• Stated goal
Copy all records verbatim.

Extracts from a graphics dataset:
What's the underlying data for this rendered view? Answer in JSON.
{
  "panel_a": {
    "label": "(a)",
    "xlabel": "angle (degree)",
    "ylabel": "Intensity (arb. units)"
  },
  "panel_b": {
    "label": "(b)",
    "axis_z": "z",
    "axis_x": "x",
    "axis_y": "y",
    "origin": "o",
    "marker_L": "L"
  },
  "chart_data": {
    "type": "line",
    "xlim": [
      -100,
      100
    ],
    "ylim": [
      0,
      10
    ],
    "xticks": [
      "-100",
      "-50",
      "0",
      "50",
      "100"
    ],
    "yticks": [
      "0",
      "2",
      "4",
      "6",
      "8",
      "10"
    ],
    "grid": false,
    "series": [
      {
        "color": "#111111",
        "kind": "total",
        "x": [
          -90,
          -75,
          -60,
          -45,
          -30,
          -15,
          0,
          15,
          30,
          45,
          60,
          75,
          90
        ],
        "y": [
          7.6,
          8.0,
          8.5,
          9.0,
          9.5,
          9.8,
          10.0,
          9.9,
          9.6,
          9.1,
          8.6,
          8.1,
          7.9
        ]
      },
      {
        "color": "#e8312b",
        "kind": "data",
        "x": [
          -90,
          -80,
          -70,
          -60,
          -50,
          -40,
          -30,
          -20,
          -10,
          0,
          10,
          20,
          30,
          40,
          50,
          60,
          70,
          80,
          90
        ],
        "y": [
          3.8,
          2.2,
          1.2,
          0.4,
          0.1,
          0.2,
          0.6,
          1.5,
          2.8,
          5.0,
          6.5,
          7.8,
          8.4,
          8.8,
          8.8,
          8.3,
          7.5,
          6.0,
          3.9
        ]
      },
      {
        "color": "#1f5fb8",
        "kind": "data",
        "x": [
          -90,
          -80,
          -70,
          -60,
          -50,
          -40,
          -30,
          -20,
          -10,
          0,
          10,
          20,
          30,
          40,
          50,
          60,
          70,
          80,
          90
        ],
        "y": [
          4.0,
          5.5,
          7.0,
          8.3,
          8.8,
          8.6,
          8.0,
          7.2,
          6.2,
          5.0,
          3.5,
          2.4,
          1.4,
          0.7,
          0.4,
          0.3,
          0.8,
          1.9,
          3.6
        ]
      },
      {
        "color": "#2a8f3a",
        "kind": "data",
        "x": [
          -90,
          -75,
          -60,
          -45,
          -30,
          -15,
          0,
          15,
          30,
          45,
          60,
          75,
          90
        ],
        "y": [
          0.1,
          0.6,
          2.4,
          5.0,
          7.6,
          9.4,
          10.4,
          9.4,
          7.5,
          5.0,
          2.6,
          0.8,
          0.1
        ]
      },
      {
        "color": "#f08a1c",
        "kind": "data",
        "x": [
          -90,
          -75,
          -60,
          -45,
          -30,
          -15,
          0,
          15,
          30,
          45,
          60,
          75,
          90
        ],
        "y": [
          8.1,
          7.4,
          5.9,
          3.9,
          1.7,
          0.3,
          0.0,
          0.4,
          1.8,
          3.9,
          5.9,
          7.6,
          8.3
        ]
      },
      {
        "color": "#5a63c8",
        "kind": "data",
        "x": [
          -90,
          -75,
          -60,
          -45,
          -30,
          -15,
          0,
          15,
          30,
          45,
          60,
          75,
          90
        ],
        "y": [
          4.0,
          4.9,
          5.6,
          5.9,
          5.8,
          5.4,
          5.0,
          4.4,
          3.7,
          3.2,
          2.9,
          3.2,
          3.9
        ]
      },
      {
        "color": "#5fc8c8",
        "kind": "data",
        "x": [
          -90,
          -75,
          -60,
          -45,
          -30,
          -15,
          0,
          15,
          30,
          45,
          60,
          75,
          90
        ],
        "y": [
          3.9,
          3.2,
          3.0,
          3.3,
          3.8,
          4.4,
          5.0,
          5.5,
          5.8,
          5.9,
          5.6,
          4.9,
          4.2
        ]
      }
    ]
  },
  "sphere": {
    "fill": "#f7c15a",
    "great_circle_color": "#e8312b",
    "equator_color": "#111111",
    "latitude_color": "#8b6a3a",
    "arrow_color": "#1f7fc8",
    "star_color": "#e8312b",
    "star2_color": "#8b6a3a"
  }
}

• Task solution
What's the underlying data for this rendered view? Answer in JSON.
{
  "panel_a": {
    "label": "(a)",
    "xlabel": "angle (degree)",
    "ylabel": "Intensity (arb. units)"
  },
  "panel_b": {
    "label": "(b)",
    "axis_z": "z",
    "axis_x": "x",
    "axis_y": "y",
    "origin": "o",
    "marker_L": "L"
  },
  "chart_data": {
    "type": "line",
    "xlim": [
      -100,
      100
    ],
    "ylim": [
      0,
      10
    ],
    "xticks": [
      "-100",
      "-50",
      "0",
      "50",
      "100"
    ],
    "yticks": [
      "0",
      "2",
      "4",
      "6",
      "8",
      "10"
    ],
    "grid": false,
    "series": [
      {
        "color": "#111111",
        "kind": "total",
        "x": [
          -90,
          -75,
          -60,
          -45,
          -30,
          -15,
          0,
          15,
          30,
          45,
          60,
          75,
          90
        ],
        "y": [
          7.6,
          8.0,
          8.5,
          9.0,
          9.5,
          9.8,
          10.0,
          9.9,
          9.6,
          9.1,
          8.6,
          8.1,
          7.9
        ]
      },
      {
        "color": "#e8312b",
        "kind": "data",
        "x": [
          -90,
          -80,
          -70,
          -60,
          -50,
          -40,
          -30,
          -20,
          -10,
          0,
          10,
          20,
          30,
          40,
          50,
          60,
          70,
          80,
          90
        ],
        "y": [
          3.8,
          2.2,
          1.2,
          0.4,
          0.1,
          0.2,
          0.6,
          1.5,
          2.8,
          5.0,
          6.5,
          7.8,
          8.4,
          8.8,
          8.8,
          8.3,
          7.5,
          6.0,
          3.9
        ]
      },
      {
        "color": "#1f5fb8",
        "kind": "data",
        "x": [
          -90,
          -80,
          -70,
          -60,
          -50,
          -40,
          -30,
          -20,
          -10,
          0,
          10,
          20,
          30,
          40,
          50,
          60,
          70,
          80,
          90
        ],
        "y": [
          4.0,
          5.5,
          7.0,
          8.3,
          8.8,
          8.6,
          8.0,
          7.2,
          6.2,
          5.0,
          3.5,
          2.4,
          1.4,
          0.7,
          0.4,
          0.3,
          0.8,
          1.9,
          3.6
        ]
      },
      {
        "color": "#2a8f3a",
        "kind": "data",
        "x": [
          -90,
          -75,
          -60,
          -45,
          -30,
          -15,
          0,
          15,
          30,
          45,
          60,
          75,
          90
        ],
        "y": [
          0.1,
          0.6,
          2.4,
          5.0,
          7.6,
          9.4,
          10.4,
          9.4,
          7.5,
          5.0,
          2.6,
          0.8,
          0.1
        ]
      },
      {
        "color": "#f08a1c",
        "kind": "data",
        "x": [
          -90,
          -75,
          -60,
          -45,
          -30,
          -15,
          0,
          15,
          30,
          45,
          60,
          75,
          90
        ],
        "y": [
          8.1,
          7.4,
          5.9,
          3.9,
          1.7,
          0.3,
          0.0,
          0.4,
          1.8,
          3.9,
          5.9,
          7.6,
          8.3
        ]
      },
      {
        "color": "#5a63c8",
        "kind": "data",
        "x": [
          -90,
          -75,
          -60,
          -45,
          -30,
          -15,
          0,
          15,
          30,
          45,
          60,
          75,
          90
        ],
        "y": [
          4.0,
          4.9,
          5.6,
          5.9,
          5.8,
          5.4,
          5.0,
          4.4,
          3.7,
          3.2,
          2.9,
          3.2,
          3.9
        ]
      },
      {
        "color": "#5fc8c8",
        "kind": "data",
        "x": [
          -90,
          -75,
          -60,
          -45,
          -30,
          -15,
          0,
          15,
          30,
          45,
          60,
          75,
          90
        ],
        "y": [
          3.9,
          3.2,
          3.0,
          3.3,
          3.8,
          4.4,
          5.0,
          5.5,
          5.8,
          5.9,
          5.6,
          4.9,
          4.2
        ]
      }
    ]
  },
  "sphere": {
    "fill": "#f7c15a",
    "great_circle_color": "#e8312b",
    "equator_color": "#111111",
    "latitude_color": "#8b6a3a",
    "arrow_color": "#1f7fc8",
    "star_color": "#e8312b",
    "star2_color": "#8b6a3a"
  }
}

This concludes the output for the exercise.